Task instructions>
Gather all lines in the entries below that include the word "svolto".
+--
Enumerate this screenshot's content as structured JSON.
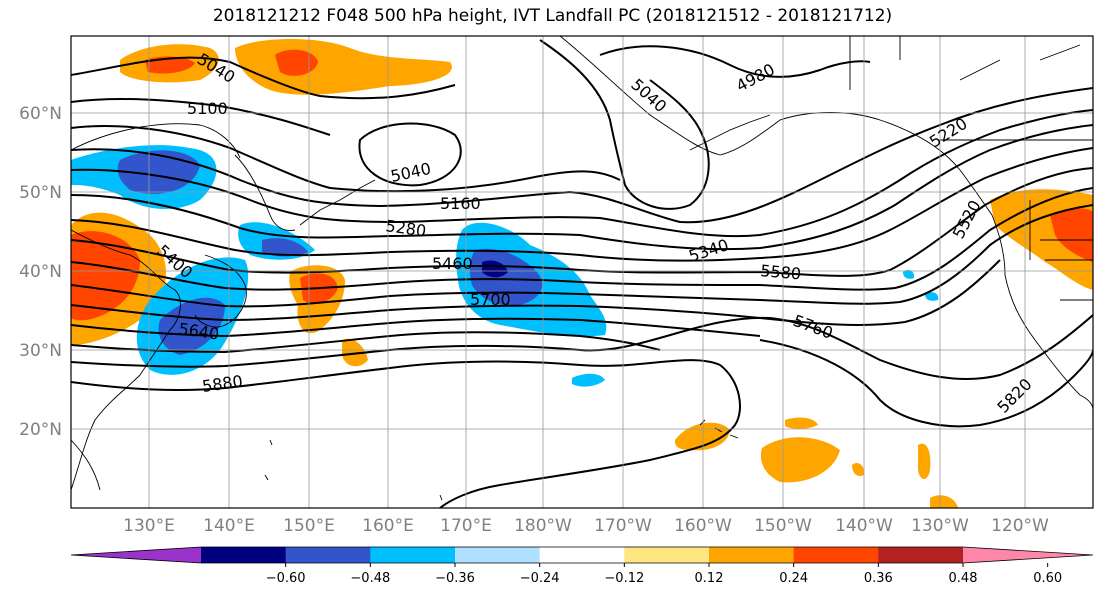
{
  "title": "2018121212 F048 500 hPa height, IVT Landfall PC (2018121512 - 2018121712)",
  "latitude_labels": [
    "60°N",
    "50°N",
    "40°N",
    "30°N",
    "20°N"
  ],
  "longitude_labels": [
    "130°E",
    "140°E",
    "150°E",
    "160°E",
    "170°E",
    "180°W",
    "170°W",
    "160°W",
    "150°W",
    "140°W",
    "130°W",
    "120°W"
  ],
  "contour_labels": [
    "5040",
    "5100",
    "5040",
    "5040",
    "4980",
    "5220",
    "5160",
    "5280",
    "5400",
    "5460",
    "5340",
    "5580",
    "5700",
    "5640",
    "5760",
    "5880",
    "5820",
    "5520"
  ],
  "colorbar": {
    "tick_labels": [
      "−0.60",
      "−0.48",
      "−0.36",
      "−0.24",
      "−0.12",
      "0.12",
      "0.24",
      "0.36",
      "0.48",
      "0.60"
    ],
    "colors": [
      "#9933cc",
      "#000080",
      "#3355cc",
      "#00bfff",
      "#b0e0ff",
      "#ffffff",
      "#ffe680",
      "#ffa500",
      "#ff4500",
      "#b22222",
      "#ff88aa"
    ]
  },
  "colors": {
    "grid": "#999999",
    "contour": "#000000",
    "coast": "#000000"
  }
}
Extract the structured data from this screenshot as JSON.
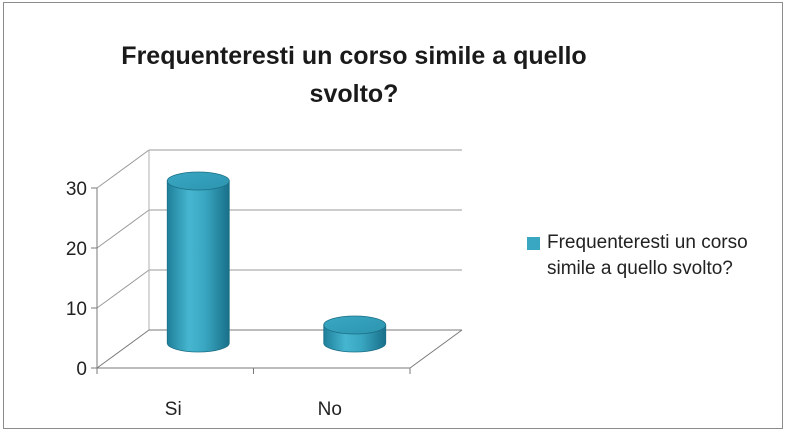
{
  "chart_data": {
    "type": "bar",
    "title": "Frequenteresti un corso simile a quello svolto?",
    "categories": [
      "Si",
      "No"
    ],
    "series": [
      {
        "name": "Frequenteresti un corso simile a quello svolto?",
        "values": [
          27,
          3
        ]
      }
    ],
    "ylim": [
      0,
      30
    ],
    "yticks": [
      0,
      10,
      20,
      30
    ],
    "grid": true,
    "legend_position": "right",
    "bar_color": "#3aa7c2"
  }
}
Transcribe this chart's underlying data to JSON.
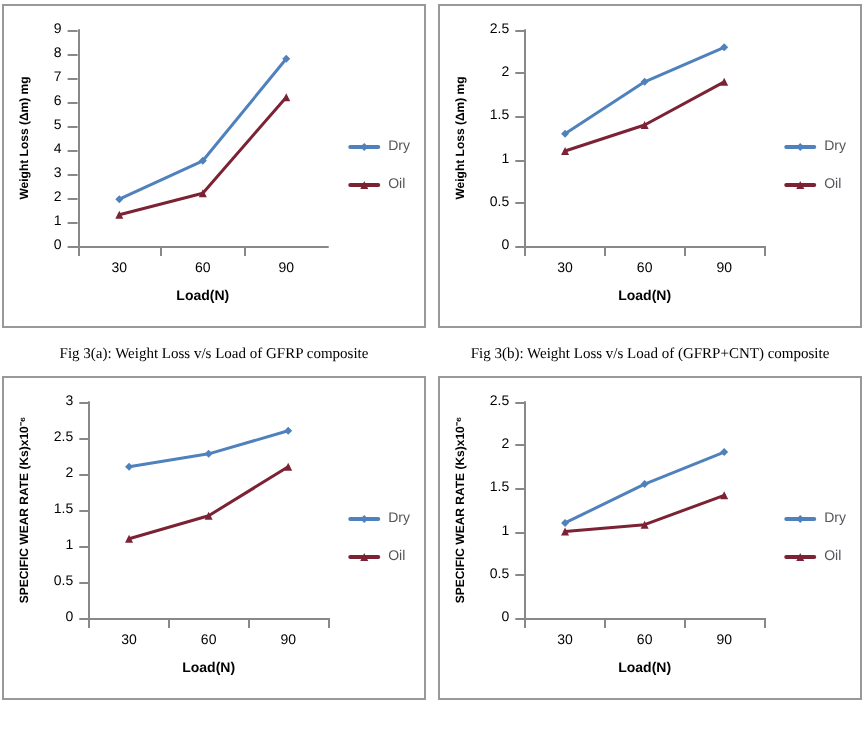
{
  "chart_data": [
    {
      "type": "line",
      "xlabel": "Load(N)",
      "ylabel": "Weight Loss (Δm) mg",
      "categories": [
        "30",
        "60",
        "90"
      ],
      "ylim": [
        0,
        9
      ],
      "yticks": [
        0,
        1,
        2,
        3,
        4,
        5,
        6,
        7,
        8,
        9
      ],
      "legend": "right",
      "grid": false,
      "annotations": [
        "Fig 3(a): Weight Loss v/s Load of GFRP composite"
      ],
      "series": [
        {
          "name": "Dry",
          "color": "#4f81bd",
          "marker": "diamond",
          "values": [
            1.95,
            3.55,
            7.8
          ]
        },
        {
          "name": "Oil",
          "color": "#7b2335",
          "marker": "triangle",
          "values": [
            1.3,
            2.2,
            6.2
          ]
        }
      ]
    },
    {
      "type": "line",
      "xlabel": "Load(N)",
      "ylabel": "Weight Loss (Δm) mg",
      "categories": [
        "30",
        "60",
        "90"
      ],
      "ylim": [
        0,
        2.5
      ],
      "yticks": [
        0,
        0.5,
        1,
        1.5,
        2,
        2.5
      ],
      "legend": "right",
      "grid": false,
      "annotations": [
        "Fig 3(b): Weight Loss v/s Load of (GFRP+CNT) composite"
      ],
      "series": [
        {
          "name": "Dry",
          "color": "#4f81bd",
          "marker": "diamond",
          "values": [
            1.3,
            1.9,
            2.3
          ]
        },
        {
          "name": "Oil",
          "color": "#7b2335",
          "marker": "triangle",
          "values": [
            1.1,
            1.4,
            1.9
          ]
        }
      ]
    },
    {
      "type": "line",
      "xlabel": "Load(N)",
      "ylabel": "SPECIFIC WEAR RATE (Ks)x10⁻⁶",
      "categories": [
        "30",
        "60",
        "90"
      ],
      "ylim": [
        0,
        3
      ],
      "yticks": [
        0,
        0.5,
        1,
        1.5,
        2,
        2.5,
        3
      ],
      "legend": "right",
      "grid": false,
      "series": [
        {
          "name": "Dry",
          "color": "#4f81bd",
          "marker": "diamond",
          "values": [
            2.1,
            2.28,
            2.6
          ]
        },
        {
          "name": "Oil",
          "color": "#7b2335",
          "marker": "triangle",
          "values": [
            1.1,
            1.42,
            2.1
          ]
        }
      ]
    },
    {
      "type": "line",
      "xlabel": "Load(N)",
      "ylabel": "SPECIFIC WEAR RATE (Ks)x10⁻⁶",
      "categories": [
        "30",
        "60",
        "90"
      ],
      "ylim": [
        0,
        2.5
      ],
      "yticks": [
        0,
        0.5,
        1,
        1.5,
        2,
        2.5
      ],
      "legend": "right",
      "grid": false,
      "series": [
        {
          "name": "Dry",
          "color": "#4f81bd",
          "marker": "diamond",
          "values": [
            1.1,
            1.55,
            1.92
          ]
        },
        {
          "name": "Oil",
          "color": "#7b2335",
          "marker": "triangle",
          "values": [
            1.0,
            1.08,
            1.42
          ]
        }
      ]
    }
  ]
}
+--
Final result>
    "title": "Frequenteresti un corso simile a quello svolto?",
        "name": "Frequenteresti un corso simile a quello svolto?",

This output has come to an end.